- WHAT TO DO:
Reproduce the entries below without any changes, starting at the first line and stopping at the line that contains "y-tick-label: 1 <box>50 289 56 301</box>". Include both of those lines.

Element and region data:
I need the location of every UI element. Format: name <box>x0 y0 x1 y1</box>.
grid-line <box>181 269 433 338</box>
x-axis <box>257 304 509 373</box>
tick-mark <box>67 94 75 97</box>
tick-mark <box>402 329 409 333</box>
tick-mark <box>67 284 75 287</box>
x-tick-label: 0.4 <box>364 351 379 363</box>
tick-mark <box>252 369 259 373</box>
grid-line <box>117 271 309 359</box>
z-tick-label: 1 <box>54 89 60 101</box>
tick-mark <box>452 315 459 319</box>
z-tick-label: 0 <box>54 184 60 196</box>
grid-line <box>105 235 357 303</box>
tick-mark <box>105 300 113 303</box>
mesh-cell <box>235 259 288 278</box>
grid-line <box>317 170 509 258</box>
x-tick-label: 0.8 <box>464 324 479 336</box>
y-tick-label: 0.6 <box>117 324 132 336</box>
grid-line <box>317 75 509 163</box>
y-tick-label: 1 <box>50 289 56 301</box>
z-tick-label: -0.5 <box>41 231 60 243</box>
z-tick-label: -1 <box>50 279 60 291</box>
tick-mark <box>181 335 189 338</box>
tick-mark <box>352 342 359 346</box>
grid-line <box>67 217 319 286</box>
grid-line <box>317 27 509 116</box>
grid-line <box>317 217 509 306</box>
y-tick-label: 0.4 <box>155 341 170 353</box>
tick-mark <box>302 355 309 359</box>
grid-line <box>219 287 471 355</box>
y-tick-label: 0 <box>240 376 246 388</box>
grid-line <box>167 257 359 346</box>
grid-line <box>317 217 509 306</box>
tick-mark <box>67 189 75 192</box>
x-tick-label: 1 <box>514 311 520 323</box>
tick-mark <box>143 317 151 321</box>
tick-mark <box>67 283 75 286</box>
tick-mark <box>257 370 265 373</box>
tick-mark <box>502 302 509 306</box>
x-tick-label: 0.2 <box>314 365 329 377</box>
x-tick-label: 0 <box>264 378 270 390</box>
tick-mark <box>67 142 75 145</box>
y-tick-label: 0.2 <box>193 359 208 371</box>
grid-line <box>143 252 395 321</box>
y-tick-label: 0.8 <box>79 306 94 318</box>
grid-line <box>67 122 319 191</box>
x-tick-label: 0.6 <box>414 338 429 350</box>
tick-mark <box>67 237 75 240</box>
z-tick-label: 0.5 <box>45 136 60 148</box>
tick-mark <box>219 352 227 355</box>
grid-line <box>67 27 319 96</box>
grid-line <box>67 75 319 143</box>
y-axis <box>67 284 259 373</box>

- RESPONSE TO THIS EXERCISE:
I need the location of every UI element. Format: name <box>x0 y0 x1 y1</box>.
grid-line <box>181 269 433 338</box>
x-axis <box>257 304 509 373</box>
tick-mark <box>67 94 75 97</box>
tick-mark <box>402 329 409 333</box>
tick-mark <box>67 284 75 287</box>
x-tick-label: 0.4 <box>364 351 379 363</box>
tick-mark <box>252 369 259 373</box>
grid-line <box>117 271 309 359</box>
z-tick-label: 1 <box>54 89 60 101</box>
tick-mark <box>452 315 459 319</box>
z-tick-label: 0 <box>54 184 60 196</box>
grid-line <box>105 235 357 303</box>
tick-mark <box>105 300 113 303</box>
mesh-cell <box>235 259 288 278</box>
grid-line <box>317 170 509 258</box>
x-tick-label: 0.8 <box>464 324 479 336</box>
y-tick-label: 0.6 <box>117 324 132 336</box>
grid-line <box>317 75 509 163</box>
y-tick-label: 1 <box>50 289 56 301</box>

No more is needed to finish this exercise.